**Written instruction**
Repeat the material exactly as it appears.

**Provided material**
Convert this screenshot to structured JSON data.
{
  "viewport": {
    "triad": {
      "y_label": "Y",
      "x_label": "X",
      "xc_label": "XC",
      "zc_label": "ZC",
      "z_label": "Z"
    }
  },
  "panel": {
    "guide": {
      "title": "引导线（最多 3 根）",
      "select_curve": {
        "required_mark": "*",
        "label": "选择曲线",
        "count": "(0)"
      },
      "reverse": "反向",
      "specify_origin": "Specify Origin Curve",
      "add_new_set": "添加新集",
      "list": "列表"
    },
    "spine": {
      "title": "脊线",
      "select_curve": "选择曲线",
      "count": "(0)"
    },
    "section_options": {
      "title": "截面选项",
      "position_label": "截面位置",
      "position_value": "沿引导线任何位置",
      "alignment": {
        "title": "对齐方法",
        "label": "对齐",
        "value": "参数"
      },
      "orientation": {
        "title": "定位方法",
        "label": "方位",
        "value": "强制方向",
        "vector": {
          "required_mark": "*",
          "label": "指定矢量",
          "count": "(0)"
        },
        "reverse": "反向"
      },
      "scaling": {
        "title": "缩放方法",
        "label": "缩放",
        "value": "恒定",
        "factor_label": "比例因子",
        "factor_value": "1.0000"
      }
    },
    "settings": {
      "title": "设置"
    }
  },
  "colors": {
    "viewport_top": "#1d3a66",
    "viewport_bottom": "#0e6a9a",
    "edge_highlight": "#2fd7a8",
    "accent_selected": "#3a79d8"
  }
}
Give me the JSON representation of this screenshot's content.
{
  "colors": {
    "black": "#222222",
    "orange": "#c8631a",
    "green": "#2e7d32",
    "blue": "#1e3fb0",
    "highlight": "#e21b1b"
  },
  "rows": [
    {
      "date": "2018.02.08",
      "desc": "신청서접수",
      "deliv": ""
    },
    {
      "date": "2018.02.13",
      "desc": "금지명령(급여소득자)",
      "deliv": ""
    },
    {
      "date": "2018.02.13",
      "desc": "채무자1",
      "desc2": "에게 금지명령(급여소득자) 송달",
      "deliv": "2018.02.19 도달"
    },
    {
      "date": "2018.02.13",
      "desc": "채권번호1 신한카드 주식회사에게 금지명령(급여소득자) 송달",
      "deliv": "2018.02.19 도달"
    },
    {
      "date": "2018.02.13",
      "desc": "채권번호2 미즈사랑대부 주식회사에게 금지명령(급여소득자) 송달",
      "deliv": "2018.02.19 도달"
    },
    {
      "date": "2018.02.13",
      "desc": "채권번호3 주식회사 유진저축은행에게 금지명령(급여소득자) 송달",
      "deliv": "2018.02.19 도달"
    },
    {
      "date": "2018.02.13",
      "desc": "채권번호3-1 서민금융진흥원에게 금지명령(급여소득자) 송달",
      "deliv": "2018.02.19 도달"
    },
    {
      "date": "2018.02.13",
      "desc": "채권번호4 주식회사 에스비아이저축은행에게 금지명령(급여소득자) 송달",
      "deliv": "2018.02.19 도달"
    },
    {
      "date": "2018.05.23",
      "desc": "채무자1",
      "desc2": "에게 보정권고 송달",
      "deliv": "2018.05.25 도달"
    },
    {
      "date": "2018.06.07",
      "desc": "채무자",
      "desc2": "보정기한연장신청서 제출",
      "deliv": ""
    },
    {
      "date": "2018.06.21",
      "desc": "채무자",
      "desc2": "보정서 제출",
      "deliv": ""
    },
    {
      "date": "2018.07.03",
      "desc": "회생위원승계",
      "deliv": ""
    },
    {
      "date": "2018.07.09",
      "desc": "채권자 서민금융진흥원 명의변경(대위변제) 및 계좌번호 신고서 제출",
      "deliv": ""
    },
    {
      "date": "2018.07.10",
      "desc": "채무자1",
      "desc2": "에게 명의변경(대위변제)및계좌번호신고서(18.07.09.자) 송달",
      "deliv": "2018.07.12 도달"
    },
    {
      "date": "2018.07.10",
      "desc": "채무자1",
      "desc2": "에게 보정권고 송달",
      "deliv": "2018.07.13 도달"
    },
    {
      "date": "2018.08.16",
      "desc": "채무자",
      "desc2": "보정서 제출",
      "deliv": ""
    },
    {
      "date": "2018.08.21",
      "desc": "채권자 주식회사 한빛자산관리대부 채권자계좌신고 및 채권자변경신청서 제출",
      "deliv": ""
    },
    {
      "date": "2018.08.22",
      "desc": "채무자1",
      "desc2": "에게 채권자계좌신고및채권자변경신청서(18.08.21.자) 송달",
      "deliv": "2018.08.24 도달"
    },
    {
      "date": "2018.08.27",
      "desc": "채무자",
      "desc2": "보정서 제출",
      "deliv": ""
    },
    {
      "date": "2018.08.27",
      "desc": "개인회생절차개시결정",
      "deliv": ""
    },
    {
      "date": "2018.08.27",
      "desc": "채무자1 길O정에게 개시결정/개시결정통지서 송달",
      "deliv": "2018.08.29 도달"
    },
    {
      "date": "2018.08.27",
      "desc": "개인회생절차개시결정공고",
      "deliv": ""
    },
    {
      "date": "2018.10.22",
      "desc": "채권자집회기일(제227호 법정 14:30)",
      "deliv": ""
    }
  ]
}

**Result of the task**
Convert this screenshot to structured JSON data.
{
  "viewport": {
    "triad": {
      "y_label": "Y",
      "x_label": "X",
      "xc_label": "XC",
      "zc_label": "ZC",
      "z_label": "Z"
    }
  },
  "panel": {
    "guide": {
      "title": "引导线（最多 3 根）",
      "select_curve": {
        "required_mark": "*",
        "label": "选择曲线",
        "count": "(0)"
      },
      "reverse": "反向",
      "specify_origin": "Specify Origin Curve",
      "add_new_set": "添加新集",
      "list": "列表"
    },
    "spine": {
      "title": "脊线",
      "select_curve": "选择曲线",
      "count": "(0)"
    },
    "section_options": {
      "title": "截面选项",
      "position_label": "截面位置",
      "position_value": "沿引导线任何位置",
      "alignment": {
        "title": "对齐方法",
        "label": "对齐",
        "value": "参数"
      },
      "orientation": {
        "title": "定位方法",
        "label": "方位",
        "value": "强制方向",
        "vector": {
          "required_mark": "*",
          "label": "指定矢量",
          "count": "(0)"
        },
        "reverse": "反向"
      },
      "scaling": {
        "title": "缩放方法",
        "label": "缩放",
        "value": "恒定",
        "factor_label": "比例因子",
        "factor_value": "1.0000"
      }
    },
    "settings": {
      "title": "设置"
    }
  },
  "colors": {
    "viewport_top": "#1d3a66",
    "viewport_bottom": "#0e6a9a",
    "edge_highlight": "#2fd7a8",
    "accent_selected": "#3a79d8"
  }
}
Give me the JSON representation of this screenshot's content.
{
  "colors": {
    "black": "#222222",
    "orange": "#c8631a",
    "green": "#2e7d32",
    "blue": "#1e3fb0",
    "highlight": "#e21b1b"
  },
  "rows": [
    {
      "date": "2018.02.08",
      "desc": "신청서접수",
      "deliv": ""
    },
    {
      "date": "2018.02.13",
      "desc": "금지명령(급여소득자)",
      "deliv": ""
    },
    {
      "date": "2018.02.13",
      "desc": "채무자1",
      "desc2": "에게 금지명령(급여소득자) 송달",
      "deliv": "2018.02.19 도달"
    },
    {
      "date": "2018.02.13",
      "desc": "채권번호1 신한카드 주식회사에게 금지명령(급여소득자) 송달",
      "deliv": "2018.02.19 도달"
    },
    {
      "date": "2018.02.13",
      "desc": "채권번호2 미즈사랑대부 주식회사에게 금지명령(급여소득자) 송달",
      "deliv": "2018.02.19 도달"
    },
    {
      "date": "2018.02.13",
      "desc": "채권번호3 주식회사 유진저축은행에게 금지명령(급여소득자) 송달",
      "deliv": "2018.02.19 도달"
    },
    {
      "date": "2018.02.13",
      "desc": "채권번호3-1 서민금융진흥원에게 금지명령(급여소득자) 송달",
      "deliv": "2018.02.19 도달"
    },
    {
      "date": "2018.02.13",
      "desc": "채권번호4 주식회사 에스비아이저축은행에게 금지명령(급여소득자) 송달",
      "deliv": "2018.02.19 도달"
    },
    {
      "date": "2018.05.23",
      "desc": "채무자1",
      "desc2": "에게 보정권고 송달",
      "deliv": "2018.05.25 도달"
    },
    {
      "date": "2018.06.07",
      "desc": "채무자",
      "desc2": "보정기한연장신청서 제출",
      "deliv": ""
    },
    {
      "date": "2018.06.21",
      "desc": "채무자",
      "desc2": "보정서 제출",
      "deliv": ""
    },
    {
      "date": "2018.07.03",
      "desc": "회생위원승계",
      "deliv": ""
    },
    {
      "date": "2018.07.09",
      "desc": "채권자 서민금융진흥원 명의변경(대위변제) 및 계좌번호 신고서 제출",
      "deliv": ""
    },
    {
      "date": "2018.07.10",
      "desc": "채무자1",
      "desc2": "에게 명의변경(대위변제)및계좌번호신고서(18.07.09.자) 송달",
      "deliv": "2018.07.12 도달"
    },
    {
      "date": "2018.07.10",
      "desc": "채무자1",
      "desc2": "에게 보정권고 송달",
      "deliv": "2018.07.13 도달"
    },
    {
      "date": "2018.08.16",
      "desc": "채무자",
      "desc2": "보정서 제출",
      "deliv": ""
    },
    {
      "date": "2018.08.21",
      "desc": "채권자 주식회사 한빛자산관리대부 채권자계좌신고 및 채권자변경신청서 제출",
      "deliv": ""
    },
    {
      "date": "2018.08.22",
      "desc": "채무자1",
      "desc2": "에게 채권자계좌신고및채권자변경신청서(18.08.21.자) 송달",
      "deliv": "2018.08.24 도달"
    },
    {
      "date": "2018.08.27",
      "desc": "채무자",
      "desc2": "보정서 제출",
      "deliv": ""
    },
    {
      "date": "2018.08.27",
      "desc": "개인회생절차개시결정",
      "deliv": ""
    },
    {
      "date": "2018.08.27",
      "desc": "채무자1 길O정에게 개시결정/개시결정통지서 송달",
      "deliv": "2018.08.29 도달"
    },
    {
      "date": "2018.08.27",
      "desc": "개인회생절차개시결정공고",
      "deliv": ""
    },
    {
      "date": "2018.10.22",
      "desc": "채권자집회기일(제227호 법정 14:30)",
      "deliv": ""
    }
  ]
}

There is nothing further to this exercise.